Data excerpts:

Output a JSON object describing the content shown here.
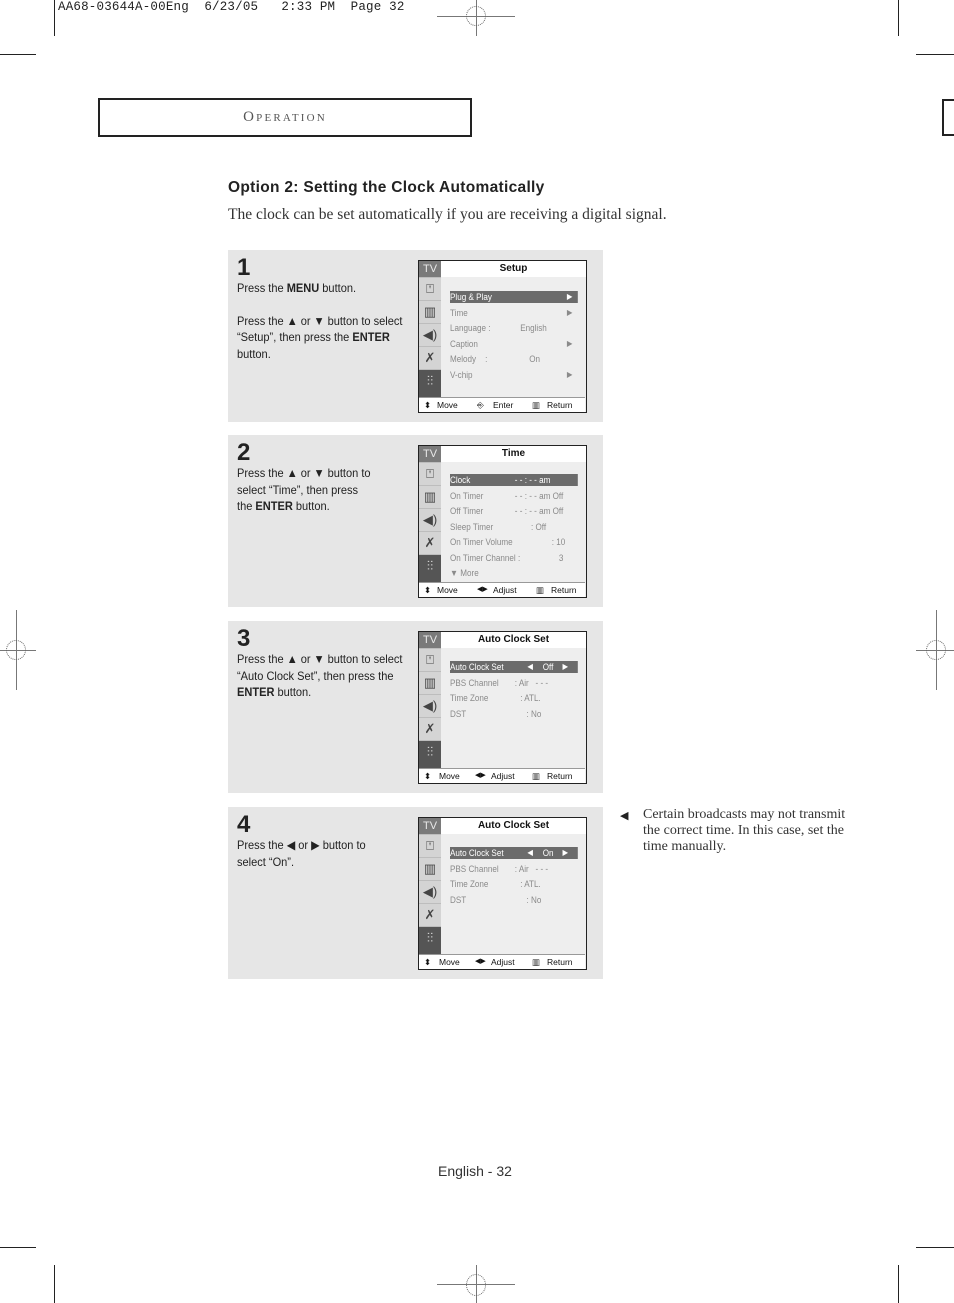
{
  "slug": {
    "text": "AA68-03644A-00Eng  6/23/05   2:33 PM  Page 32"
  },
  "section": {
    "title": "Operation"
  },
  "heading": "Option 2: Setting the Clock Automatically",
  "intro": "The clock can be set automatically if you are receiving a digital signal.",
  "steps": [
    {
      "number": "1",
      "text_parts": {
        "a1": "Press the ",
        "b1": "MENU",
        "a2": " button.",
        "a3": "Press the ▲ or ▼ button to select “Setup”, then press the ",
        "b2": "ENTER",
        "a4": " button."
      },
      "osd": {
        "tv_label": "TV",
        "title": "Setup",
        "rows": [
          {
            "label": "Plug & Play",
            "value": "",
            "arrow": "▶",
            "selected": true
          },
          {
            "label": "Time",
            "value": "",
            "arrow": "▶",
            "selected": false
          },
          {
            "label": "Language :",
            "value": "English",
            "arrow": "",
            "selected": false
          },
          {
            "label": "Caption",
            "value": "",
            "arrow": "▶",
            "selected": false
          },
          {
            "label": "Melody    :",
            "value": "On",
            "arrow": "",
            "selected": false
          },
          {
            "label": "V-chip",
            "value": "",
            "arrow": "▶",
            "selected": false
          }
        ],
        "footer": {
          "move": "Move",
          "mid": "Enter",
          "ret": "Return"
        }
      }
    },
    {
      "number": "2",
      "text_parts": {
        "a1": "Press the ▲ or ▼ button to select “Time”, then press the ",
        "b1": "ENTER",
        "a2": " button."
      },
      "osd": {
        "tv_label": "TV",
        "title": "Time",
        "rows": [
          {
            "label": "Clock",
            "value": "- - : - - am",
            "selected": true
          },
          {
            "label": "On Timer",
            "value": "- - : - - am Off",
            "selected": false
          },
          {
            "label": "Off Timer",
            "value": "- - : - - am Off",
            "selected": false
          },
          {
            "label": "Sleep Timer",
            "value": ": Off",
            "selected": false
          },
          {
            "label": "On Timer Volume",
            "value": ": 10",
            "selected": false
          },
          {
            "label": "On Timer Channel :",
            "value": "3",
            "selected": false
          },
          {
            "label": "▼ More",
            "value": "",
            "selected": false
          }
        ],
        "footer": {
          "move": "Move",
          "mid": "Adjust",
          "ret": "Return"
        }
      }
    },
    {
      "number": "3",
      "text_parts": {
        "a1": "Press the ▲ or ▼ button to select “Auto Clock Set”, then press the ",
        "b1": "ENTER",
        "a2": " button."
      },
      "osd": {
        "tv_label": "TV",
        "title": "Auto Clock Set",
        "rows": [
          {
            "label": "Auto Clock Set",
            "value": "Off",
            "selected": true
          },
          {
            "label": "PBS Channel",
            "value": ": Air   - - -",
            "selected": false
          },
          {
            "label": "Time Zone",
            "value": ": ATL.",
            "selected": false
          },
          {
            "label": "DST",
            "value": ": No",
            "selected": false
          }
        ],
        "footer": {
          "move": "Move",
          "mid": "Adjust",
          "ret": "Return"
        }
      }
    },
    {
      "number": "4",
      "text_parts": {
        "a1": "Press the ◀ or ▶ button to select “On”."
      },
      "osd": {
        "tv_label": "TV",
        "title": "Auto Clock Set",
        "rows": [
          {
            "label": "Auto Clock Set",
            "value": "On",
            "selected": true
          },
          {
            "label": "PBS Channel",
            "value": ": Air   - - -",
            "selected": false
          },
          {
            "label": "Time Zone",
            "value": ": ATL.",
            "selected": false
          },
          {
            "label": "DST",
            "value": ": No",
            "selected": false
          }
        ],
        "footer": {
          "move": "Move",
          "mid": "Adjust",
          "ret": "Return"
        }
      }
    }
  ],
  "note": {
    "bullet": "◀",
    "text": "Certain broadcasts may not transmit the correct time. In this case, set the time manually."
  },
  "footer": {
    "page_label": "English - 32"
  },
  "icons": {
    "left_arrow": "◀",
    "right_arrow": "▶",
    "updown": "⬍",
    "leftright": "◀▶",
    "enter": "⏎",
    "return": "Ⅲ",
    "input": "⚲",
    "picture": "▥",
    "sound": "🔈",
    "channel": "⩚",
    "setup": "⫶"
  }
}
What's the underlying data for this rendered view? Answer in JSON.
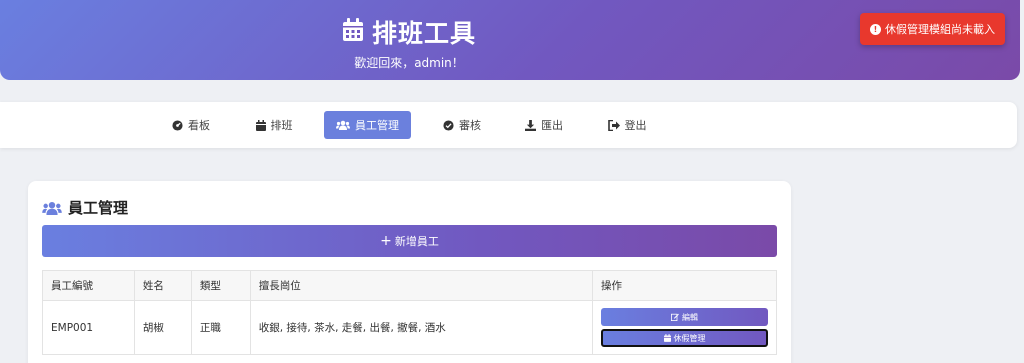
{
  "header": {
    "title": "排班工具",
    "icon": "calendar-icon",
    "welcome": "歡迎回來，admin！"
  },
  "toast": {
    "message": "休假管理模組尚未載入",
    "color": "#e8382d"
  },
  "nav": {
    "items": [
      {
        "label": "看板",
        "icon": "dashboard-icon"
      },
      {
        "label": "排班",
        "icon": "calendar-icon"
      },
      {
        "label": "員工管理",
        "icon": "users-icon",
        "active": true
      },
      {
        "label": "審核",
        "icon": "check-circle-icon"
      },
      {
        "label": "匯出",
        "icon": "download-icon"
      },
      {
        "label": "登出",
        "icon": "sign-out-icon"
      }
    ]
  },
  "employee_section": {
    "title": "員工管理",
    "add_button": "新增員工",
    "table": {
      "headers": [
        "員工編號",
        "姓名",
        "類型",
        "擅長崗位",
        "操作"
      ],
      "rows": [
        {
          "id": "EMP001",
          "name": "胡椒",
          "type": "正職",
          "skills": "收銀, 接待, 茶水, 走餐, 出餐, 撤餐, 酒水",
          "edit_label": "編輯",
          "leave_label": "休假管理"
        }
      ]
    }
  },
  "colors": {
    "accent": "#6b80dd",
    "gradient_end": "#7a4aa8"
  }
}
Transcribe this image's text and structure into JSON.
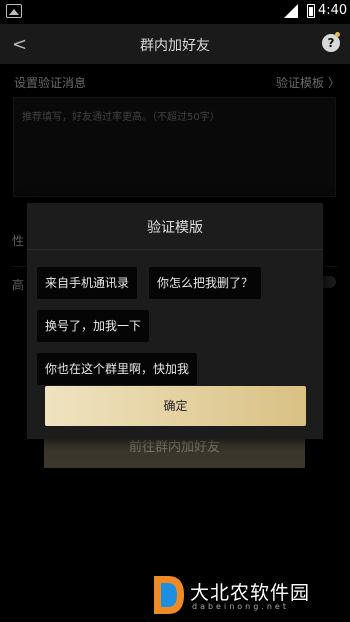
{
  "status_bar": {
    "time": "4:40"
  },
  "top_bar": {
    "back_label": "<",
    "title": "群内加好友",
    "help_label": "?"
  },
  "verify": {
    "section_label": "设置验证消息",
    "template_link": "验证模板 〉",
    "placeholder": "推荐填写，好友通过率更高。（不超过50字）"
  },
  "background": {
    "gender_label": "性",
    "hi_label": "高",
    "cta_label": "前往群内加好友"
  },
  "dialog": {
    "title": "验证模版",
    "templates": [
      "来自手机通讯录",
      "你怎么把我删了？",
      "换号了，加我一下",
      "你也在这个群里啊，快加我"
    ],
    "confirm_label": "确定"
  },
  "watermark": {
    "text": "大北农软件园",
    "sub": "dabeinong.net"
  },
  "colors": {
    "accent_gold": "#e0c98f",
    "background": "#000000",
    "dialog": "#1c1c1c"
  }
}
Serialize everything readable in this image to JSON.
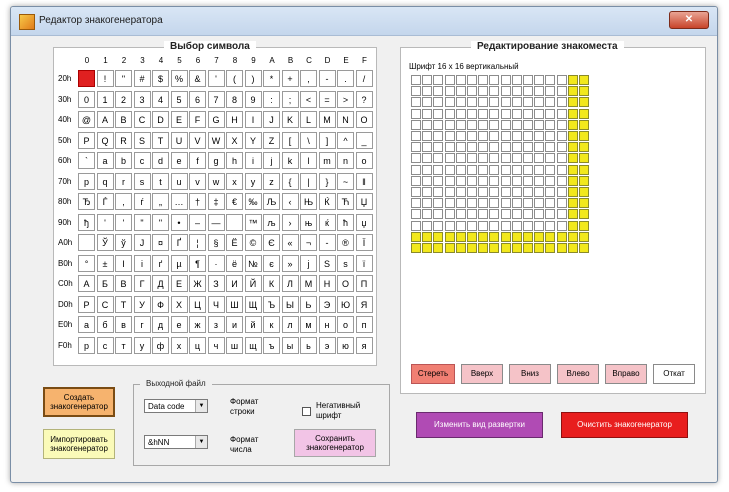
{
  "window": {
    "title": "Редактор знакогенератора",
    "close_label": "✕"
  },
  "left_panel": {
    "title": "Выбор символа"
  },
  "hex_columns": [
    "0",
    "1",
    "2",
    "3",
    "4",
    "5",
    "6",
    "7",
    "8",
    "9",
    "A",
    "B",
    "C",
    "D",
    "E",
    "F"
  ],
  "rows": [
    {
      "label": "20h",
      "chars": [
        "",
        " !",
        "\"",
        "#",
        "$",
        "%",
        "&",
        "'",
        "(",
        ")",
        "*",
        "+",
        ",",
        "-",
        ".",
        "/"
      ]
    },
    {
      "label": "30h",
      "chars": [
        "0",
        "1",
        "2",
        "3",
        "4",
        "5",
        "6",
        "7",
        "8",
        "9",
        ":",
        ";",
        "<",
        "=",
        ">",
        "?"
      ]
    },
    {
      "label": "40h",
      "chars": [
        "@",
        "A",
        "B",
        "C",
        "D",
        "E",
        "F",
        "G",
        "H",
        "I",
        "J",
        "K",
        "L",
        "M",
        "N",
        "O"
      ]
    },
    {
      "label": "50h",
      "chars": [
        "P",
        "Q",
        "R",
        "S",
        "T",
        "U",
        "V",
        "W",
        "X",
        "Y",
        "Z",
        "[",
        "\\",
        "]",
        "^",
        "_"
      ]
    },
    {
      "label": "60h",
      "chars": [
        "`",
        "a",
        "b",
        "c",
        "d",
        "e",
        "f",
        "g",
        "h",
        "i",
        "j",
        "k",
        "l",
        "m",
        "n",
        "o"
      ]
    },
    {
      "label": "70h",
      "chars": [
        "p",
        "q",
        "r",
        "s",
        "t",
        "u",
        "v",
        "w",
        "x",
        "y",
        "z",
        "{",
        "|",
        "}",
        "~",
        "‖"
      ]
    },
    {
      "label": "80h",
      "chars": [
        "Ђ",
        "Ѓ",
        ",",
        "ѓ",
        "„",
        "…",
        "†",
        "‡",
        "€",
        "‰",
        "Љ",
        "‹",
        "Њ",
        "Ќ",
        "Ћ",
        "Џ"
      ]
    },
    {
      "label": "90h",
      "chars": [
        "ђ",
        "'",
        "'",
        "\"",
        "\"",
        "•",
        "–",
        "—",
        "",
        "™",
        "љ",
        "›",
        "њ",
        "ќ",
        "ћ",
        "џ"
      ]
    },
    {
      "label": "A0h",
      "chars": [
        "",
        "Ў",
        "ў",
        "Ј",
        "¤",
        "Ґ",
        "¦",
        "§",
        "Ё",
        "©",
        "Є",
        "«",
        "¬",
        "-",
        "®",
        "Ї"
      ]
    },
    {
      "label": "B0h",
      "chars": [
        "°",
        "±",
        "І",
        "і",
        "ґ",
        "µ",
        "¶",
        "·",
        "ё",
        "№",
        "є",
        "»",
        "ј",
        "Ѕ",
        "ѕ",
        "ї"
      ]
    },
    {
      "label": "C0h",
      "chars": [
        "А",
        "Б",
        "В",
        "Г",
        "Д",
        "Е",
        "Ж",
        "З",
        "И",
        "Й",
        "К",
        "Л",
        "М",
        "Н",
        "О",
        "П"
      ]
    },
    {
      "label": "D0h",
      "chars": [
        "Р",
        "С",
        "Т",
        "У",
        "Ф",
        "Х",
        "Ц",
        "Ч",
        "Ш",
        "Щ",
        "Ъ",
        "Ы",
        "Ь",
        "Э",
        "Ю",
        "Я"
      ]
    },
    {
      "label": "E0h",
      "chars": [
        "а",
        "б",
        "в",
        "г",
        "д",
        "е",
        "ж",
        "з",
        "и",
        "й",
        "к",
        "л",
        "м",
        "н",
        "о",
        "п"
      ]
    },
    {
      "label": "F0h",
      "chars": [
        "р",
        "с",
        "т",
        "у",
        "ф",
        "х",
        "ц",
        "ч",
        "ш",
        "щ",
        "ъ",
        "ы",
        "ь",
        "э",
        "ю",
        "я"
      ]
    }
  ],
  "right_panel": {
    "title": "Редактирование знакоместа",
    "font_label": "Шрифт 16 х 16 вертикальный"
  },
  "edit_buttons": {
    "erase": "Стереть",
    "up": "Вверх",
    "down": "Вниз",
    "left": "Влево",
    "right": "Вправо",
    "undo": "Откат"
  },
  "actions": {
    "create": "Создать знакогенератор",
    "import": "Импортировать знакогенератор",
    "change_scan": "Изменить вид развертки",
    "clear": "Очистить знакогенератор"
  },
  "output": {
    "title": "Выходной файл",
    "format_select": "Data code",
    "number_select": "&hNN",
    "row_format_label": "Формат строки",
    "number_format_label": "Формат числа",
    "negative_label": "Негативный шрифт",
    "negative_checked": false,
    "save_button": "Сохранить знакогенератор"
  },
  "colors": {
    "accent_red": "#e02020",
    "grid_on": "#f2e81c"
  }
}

JOB: Where a line of the records above holds the word "Press", copy that line.

ANSWER BELOW:
        "a1": "Press the ",
        "a3": "Press the ▲ or ▼ button to select “Setup”, then press the ",
        "a1": "Press the ▲ or ▼ button to select “Time”, then press the ",
        "a1": "Press the ▲ or ▼ button to select “Auto Clock Set”, then press the ",
        "a1": "Press the ◀ or ▶ button to select “On”."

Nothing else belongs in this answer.